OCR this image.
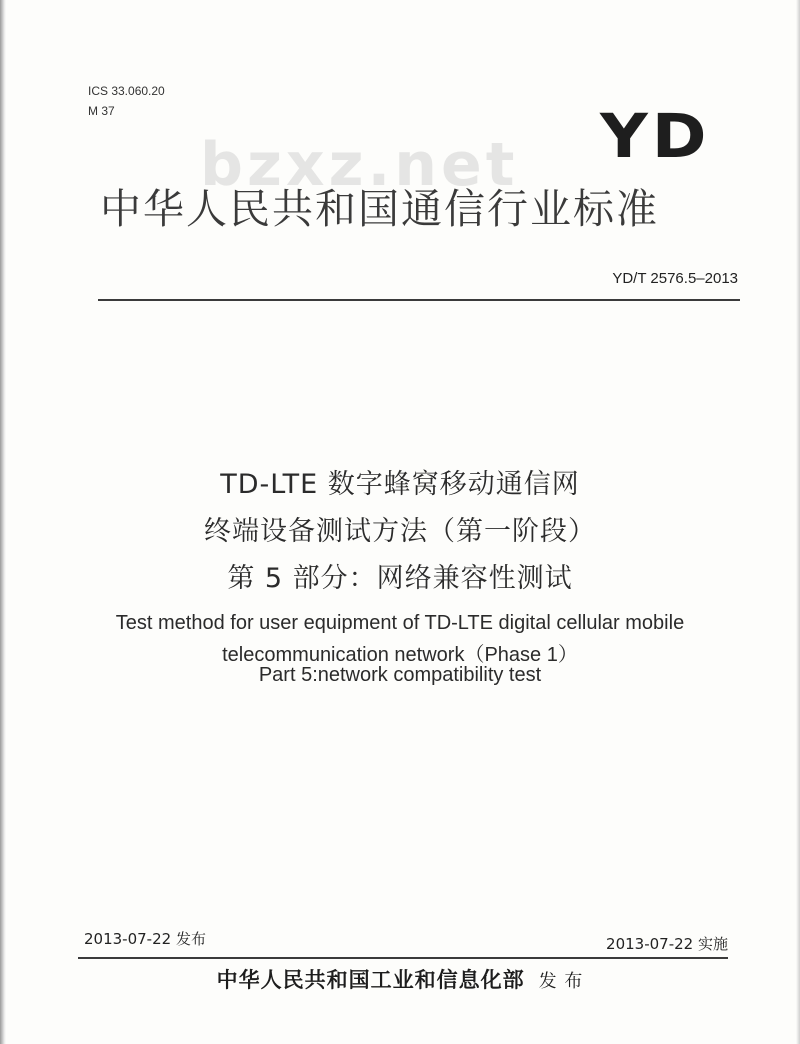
ICS 33.060.20
M 37	YD
bzxz.net
中华人民共和国通信行业标准
YD/T 2576.5–2013
TD-LTE 数字蜂窝移动通信网
终端设备测试方法（第一阶段）
第 5 部分：网络兼容性测试
Test method for user equipment of TD-LTE digital cellular mobile
telecommunication network（Phase 1）
Part 5:network compatibility test
2013-07-22 发布	2013-07-22 实施
中华人民共和国工业和信息化部 发 布
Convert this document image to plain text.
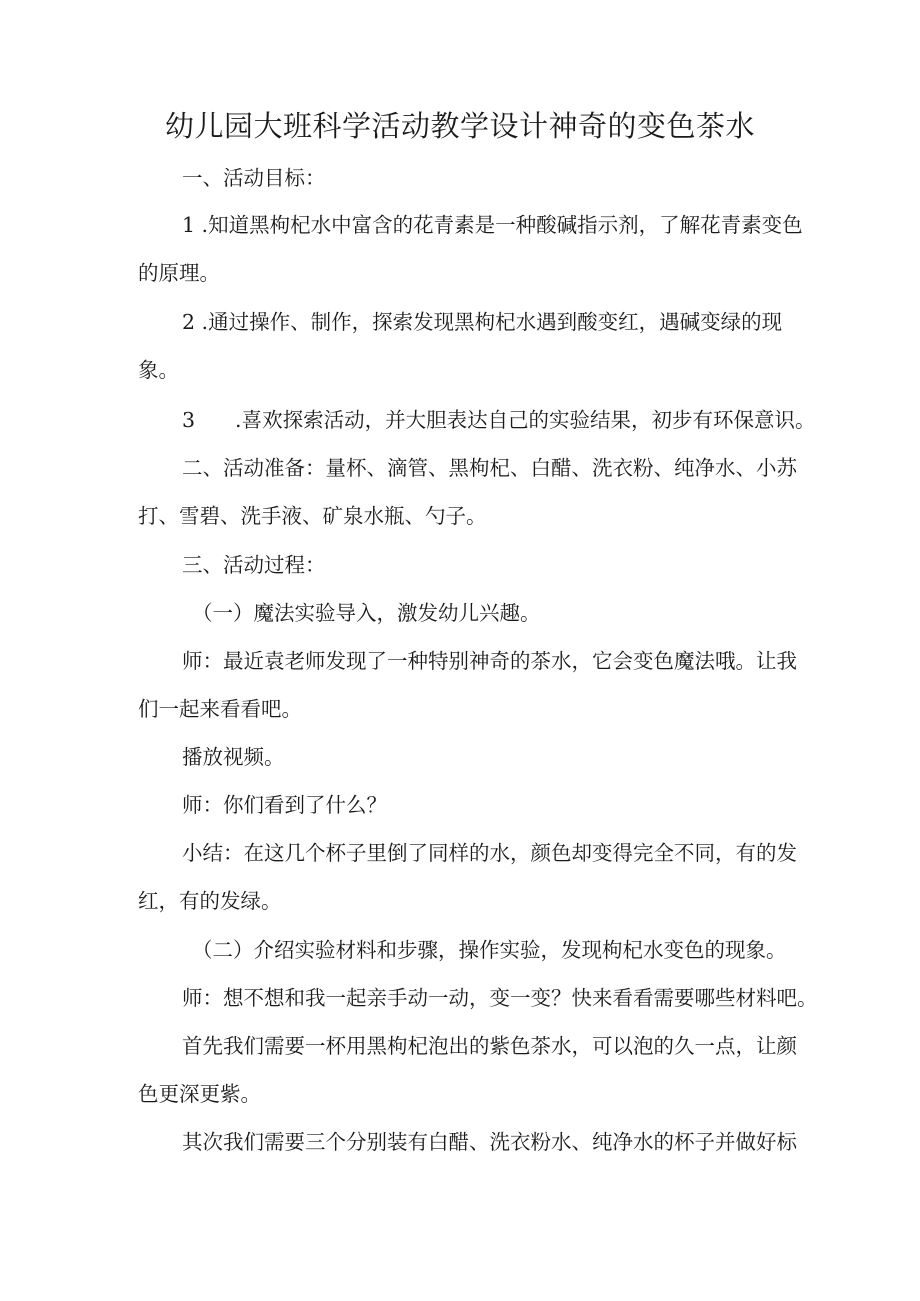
幼儿园大班科学活动教学设计神奇的变色茶水
一、活动目标：
1 .知道黑枸杞水中富含的花青素是一种酸碱指示剂，了解花青素变色
的原理。
2 .通过操作、制作，探索发现黑枸杞水遇到酸变红，遇碱变绿的现
象。
3 .喜欢探索活动，并大胆表达自己的实验结果，初步有环保意识。
二、活动准备：量杯、滴管、黑枸杞、白醋、洗衣粉、纯净水、小苏
打、雪碧、洗手液、矿泉水瓶、勺子。
三、活动过程：
（一）魔法实验导入，激发幼儿兴趣。
师：最近袁老师发现了一种特别神奇的茶水，它会变色魔法哦。让我
们一起来看看吧。
播放视频。
师：你们看到了什么？
小结：在这几个杯子里倒了同样的水，颜色却变得完全不同，有的发
红，有的发绿。
（二）介绍实验材料和步骤，操作实验，发现枸杞水变色的现象。
师：想不想和我一起亲手动一动，变一变？快来看看需要哪些材料吧。
首先我们需要一杯用黑枸杞泡出的紫色茶水，可以泡的久一点，让颜
色更深更紫。
其次我们需要三个分别装有白醋、洗衣粉水、纯净水的杯子并做好标
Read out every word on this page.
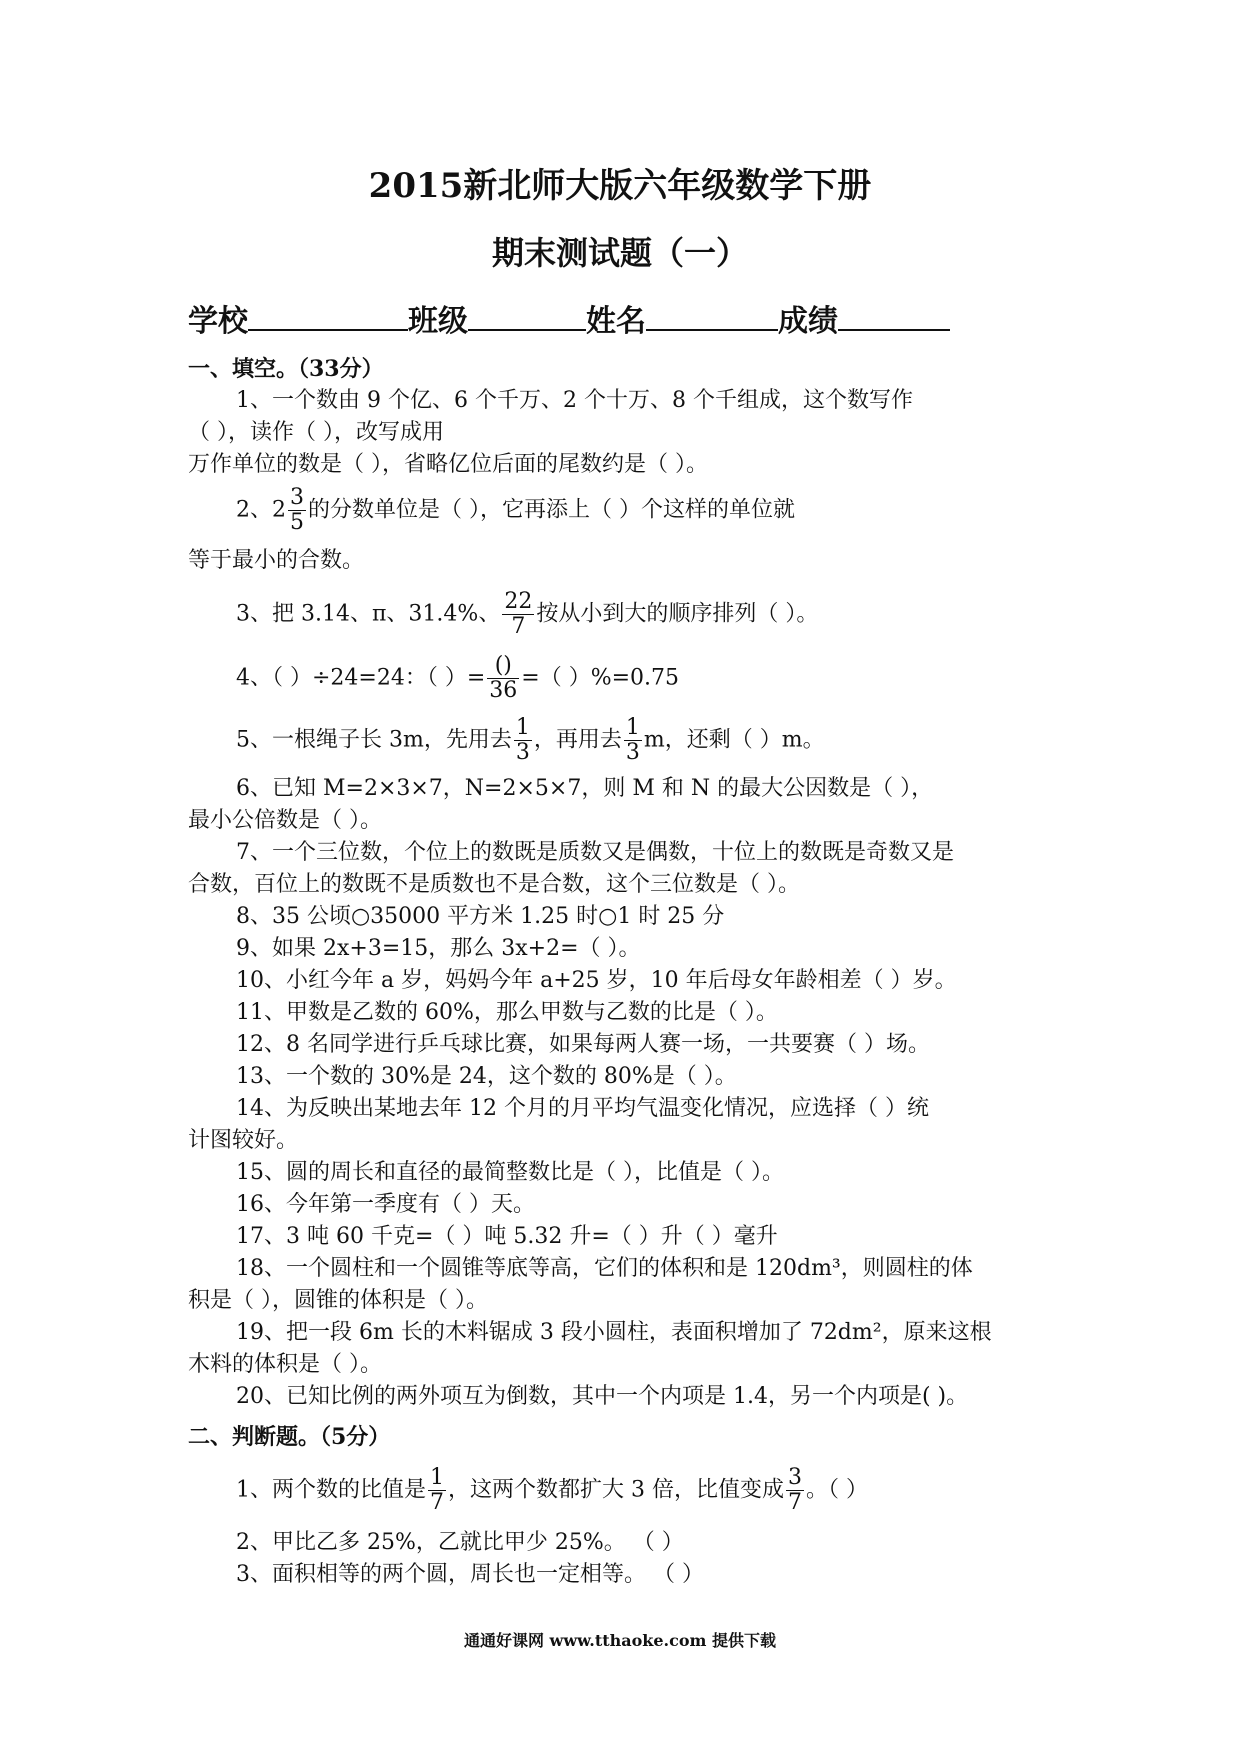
2015新北师大版六年级数学下册
期末测试题（一）
学校	班级	姓名	成绩
一、填空。（33分）
1、一个数由 9 个亿、6 个千万、2 个十万、8 个千组成，这个数写作
（ ），读作（ ），改写成用
万作单位的数是（ ），省略亿位后面的尾数约是（ ）。
2、$2 \frac{3}{5}$ 的分数单位是（ ），它再添上（ ）个这样的单位就
等于最小的合数。
3、把 3.14、π、31.4%、 $\frac{22}{7}$ 按从小到大的顺序排列（ ）。
4、（ ）÷24=24：（ ）= $\frac{()}{36}$ =（ ）%=0.75
5、一根绳子长 3m，先用去 $\frac{1}{3}$ ，再用去 $\frac{1}{3}$ m，还剩（ ）m。
6、已知 M=2×3×7，N=2×5×7，则 M 和 N 的最大公因数是（ ），
最小公倍数是（ ）。
7、一个三位数，个位上的数既是质数又是偶数，十位上的数既是奇数又是
合数，百位上的数既不是质数也不是合数，这个三位数是（ ）。
8、35 公顷○35000 平方米 1.25 时○1 时 25 分
9、如果 2x+3=15，那么 3x+2=（ ）。
10、小红今年 a 岁，妈妈今年 a+25 岁，10 年后母女年龄相差（ ）岁。
11、甲数是乙数的 60%，那么甲数与乙数的比是（ ）。
12、8 名同学进行乒乓球比赛，如果每两人赛一场，一共要赛（ ）场。
13、一个数的 30%是 24，这个数的 80%是（ ）。
14、为反映出某地去年 12 个月的月平均气温变化情况，应选择（ ）统
计图较好。
15、圆的周长和直径的最简整数比是（ ），比值是（ ）。
16、今年第一季度有（ ）天。
17、3 吨 60 千克=（ ）吨 5.32 升=（ ）升（ ）毫升
18、一个圆柱和一个圆锥等底等高，它们的体积和是 120dm³，则圆柱的体
积是（ ），圆锥的体积是（ ）。
19、把一段 6m 长的木料锯成 3 段小圆柱，表面积增加了 72dm²，原来这根
木料的体积是（ ）。
20、已知比例的两外项互为倒数，其中一个内项是 1.4，另一个内项是( )。
二、判断题。（5分）
1、两个数的比值是 $\frac{1}{7}$ ，这两个数都扩大 3 倍，比值变成 $\frac{3}{7}$ 。（ ）
2、甲比乙多 25%，乙就比甲少 25%。 （ ）
3、面积相等的两个圆，周长也一定相等。 （ ）
通通好课网 www.tthaoke.com 提供下载
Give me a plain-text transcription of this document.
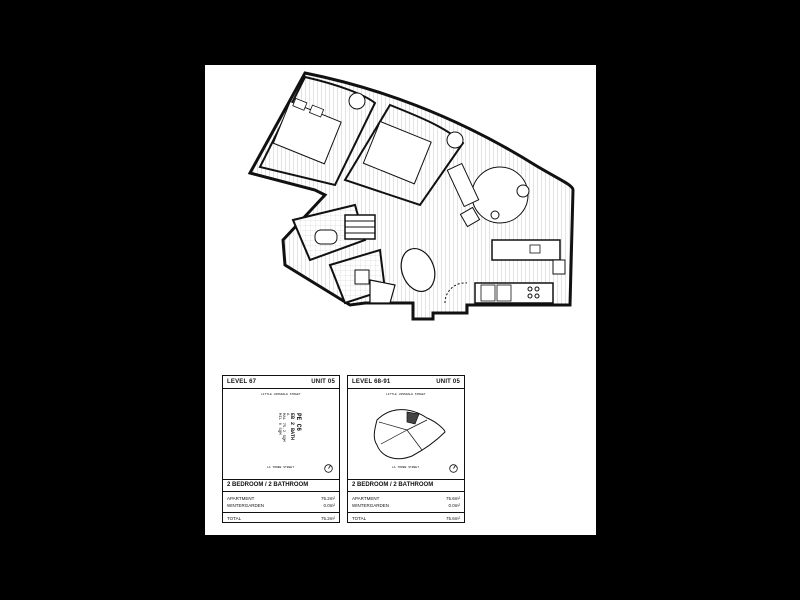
LEVEL 67	UNIT 05
LITTLE LONSDALE STREET
PE C6
EB 2 BATH
A
MAL 75.2 SQM
MIL 0 SQM
LA TROBE STREET
2 BEDROOM / 2 BATHROOM
APARTMENT	75.2m²
WINTERGARDEN	0.0m²
TOTAL	75.2m²
LEVEL 68-91	UNIT 05
LITTLE LONSDALE STREET
LA TROBE STREET
2 BEDROOM / 2 BATHROOM
APARTMENT	75.6m²
WINTERGARDEN	0.0m²
TOTAL	75.6m²
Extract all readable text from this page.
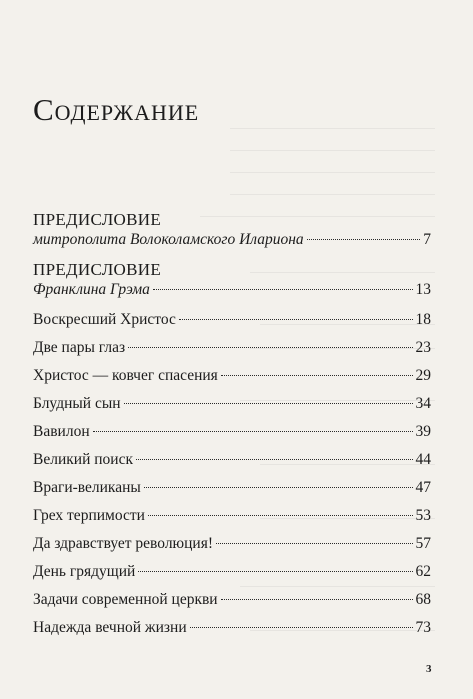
Содержание
ПРЕДИСЛОВИЕ
митрополита Волоколамского Илариона	7
ПРЕДИСЛОВИЕ
Франклина Грэма	13
Воскресший Христос	18
Две пары глаз	23
Христос — ковчег спасения	29
Блудный сын	34
Вавилон	39
Великий поиск	44
Враги-великаны	47
Грех терпимости	53
Да здравствует революция!	57
День грядущий	62
Задачи современной церкви	68
Надежда вечной жизни	73
3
══════
OBJECTIVE
Write out again, exactly, each line from the one containing "Extract all readable text from this page." through the last line of the entries, and omit every picture.

CORRECT OUTPUT
Extract all readable text from this page.
Содержание
ПРЕДИСЛОВИЕ
митрополита Волоколамского Илариона	7
ПРЕДИСЛОВИЕ
Франклина Грэма	13
Воскресший Христос	18
Две пары глаз	23
Христос — ковчег спасения	29
Блудный сын	34
Вавилон	39
Великий поиск	44
Враги-великаны	47
Грех терпимости	53
Да здравствует революция!	57
День грядущий	62
Задачи современной церкви	68
Надежда вечной жизни	73
3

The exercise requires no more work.